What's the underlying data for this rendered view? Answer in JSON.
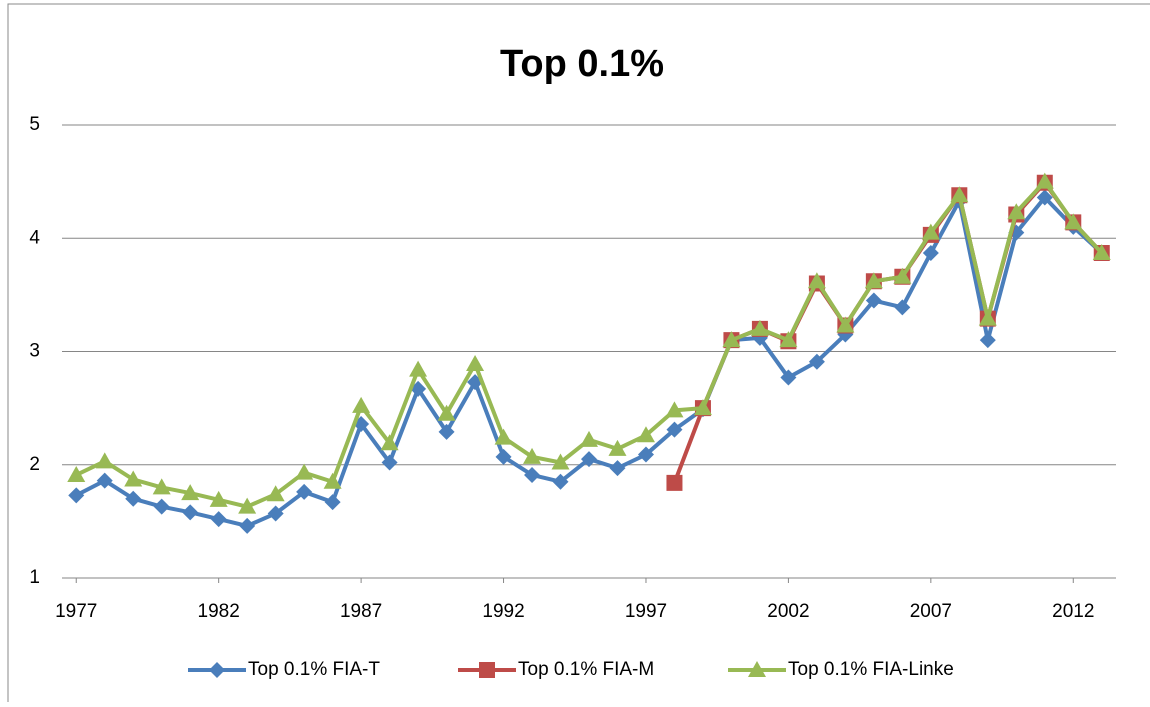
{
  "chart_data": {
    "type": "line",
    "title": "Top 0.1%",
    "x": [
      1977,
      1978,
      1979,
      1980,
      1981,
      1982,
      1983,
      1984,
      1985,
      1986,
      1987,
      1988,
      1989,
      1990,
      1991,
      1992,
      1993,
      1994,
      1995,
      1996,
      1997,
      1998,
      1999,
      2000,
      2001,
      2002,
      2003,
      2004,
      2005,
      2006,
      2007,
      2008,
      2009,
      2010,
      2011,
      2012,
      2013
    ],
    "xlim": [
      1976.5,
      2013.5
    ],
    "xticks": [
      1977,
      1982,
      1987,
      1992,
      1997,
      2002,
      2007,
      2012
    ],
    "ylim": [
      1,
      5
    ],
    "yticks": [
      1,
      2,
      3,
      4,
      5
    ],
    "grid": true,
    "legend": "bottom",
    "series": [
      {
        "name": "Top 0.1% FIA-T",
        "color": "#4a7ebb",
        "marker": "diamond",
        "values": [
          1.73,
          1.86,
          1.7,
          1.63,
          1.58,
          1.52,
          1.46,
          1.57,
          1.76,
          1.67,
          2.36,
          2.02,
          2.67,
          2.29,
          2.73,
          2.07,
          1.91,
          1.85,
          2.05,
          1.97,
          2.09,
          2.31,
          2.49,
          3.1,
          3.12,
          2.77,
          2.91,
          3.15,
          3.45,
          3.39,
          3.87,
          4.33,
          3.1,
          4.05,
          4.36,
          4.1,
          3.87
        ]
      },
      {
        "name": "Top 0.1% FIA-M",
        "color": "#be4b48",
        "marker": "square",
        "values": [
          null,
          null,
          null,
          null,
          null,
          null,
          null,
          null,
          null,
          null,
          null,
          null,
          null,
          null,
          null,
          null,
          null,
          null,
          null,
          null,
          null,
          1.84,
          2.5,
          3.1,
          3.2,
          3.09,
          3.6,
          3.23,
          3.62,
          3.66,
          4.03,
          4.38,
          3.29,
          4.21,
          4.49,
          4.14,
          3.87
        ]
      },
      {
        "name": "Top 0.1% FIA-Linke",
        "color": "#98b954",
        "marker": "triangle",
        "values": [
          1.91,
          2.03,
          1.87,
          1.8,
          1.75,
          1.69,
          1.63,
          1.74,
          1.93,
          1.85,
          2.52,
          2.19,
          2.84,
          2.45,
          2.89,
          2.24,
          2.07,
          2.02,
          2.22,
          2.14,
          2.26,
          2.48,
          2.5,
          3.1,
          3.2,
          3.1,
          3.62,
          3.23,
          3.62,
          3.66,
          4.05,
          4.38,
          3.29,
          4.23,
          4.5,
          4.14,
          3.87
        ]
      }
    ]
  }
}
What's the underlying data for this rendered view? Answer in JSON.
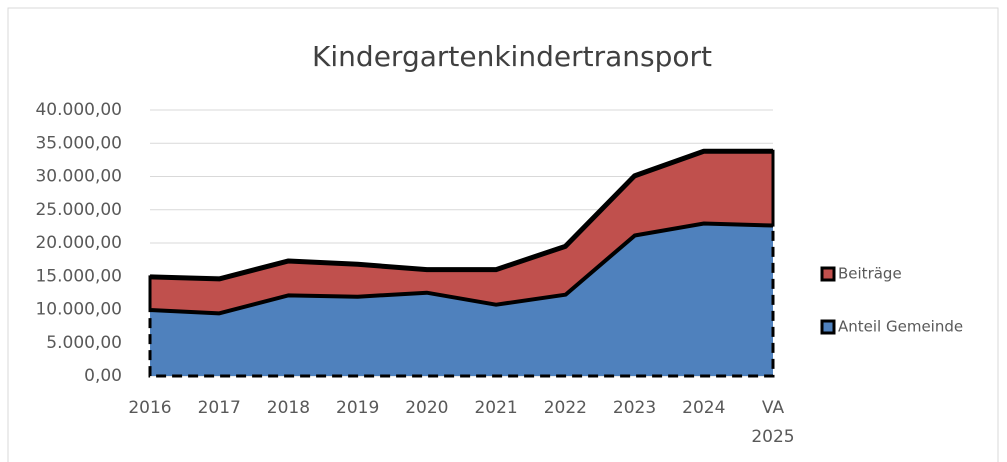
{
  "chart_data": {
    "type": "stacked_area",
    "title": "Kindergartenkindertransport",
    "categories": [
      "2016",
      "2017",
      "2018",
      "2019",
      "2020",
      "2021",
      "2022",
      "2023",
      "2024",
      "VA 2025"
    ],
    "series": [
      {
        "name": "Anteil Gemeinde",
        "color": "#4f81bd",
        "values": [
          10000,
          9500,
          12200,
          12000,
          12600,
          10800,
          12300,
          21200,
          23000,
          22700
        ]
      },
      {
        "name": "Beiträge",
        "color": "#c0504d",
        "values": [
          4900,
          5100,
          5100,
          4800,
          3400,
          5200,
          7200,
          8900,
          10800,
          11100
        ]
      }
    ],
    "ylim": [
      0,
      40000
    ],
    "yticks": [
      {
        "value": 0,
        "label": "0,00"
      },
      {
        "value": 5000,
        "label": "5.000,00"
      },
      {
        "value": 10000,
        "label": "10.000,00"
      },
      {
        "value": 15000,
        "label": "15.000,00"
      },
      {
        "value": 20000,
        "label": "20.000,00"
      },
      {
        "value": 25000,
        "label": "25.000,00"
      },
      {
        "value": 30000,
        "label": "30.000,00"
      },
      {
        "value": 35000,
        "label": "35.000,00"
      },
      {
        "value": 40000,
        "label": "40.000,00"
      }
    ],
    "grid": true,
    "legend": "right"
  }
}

━━━━━━━━

◆ **WORK TO DO**:
Go through the material line by line. Show each line that contains the string "label".

◆ **COMPLETED TASK**:
        "label": "0,00"
        "label": "5.000,00"
        "label": "10.000,00"
        "label": "15.000,00"
        "label": "20.000,00"
        "label": "25.000,00"
        "label": "30.000,00"
        "label": "35.000,00"
        "label": "40.000,00"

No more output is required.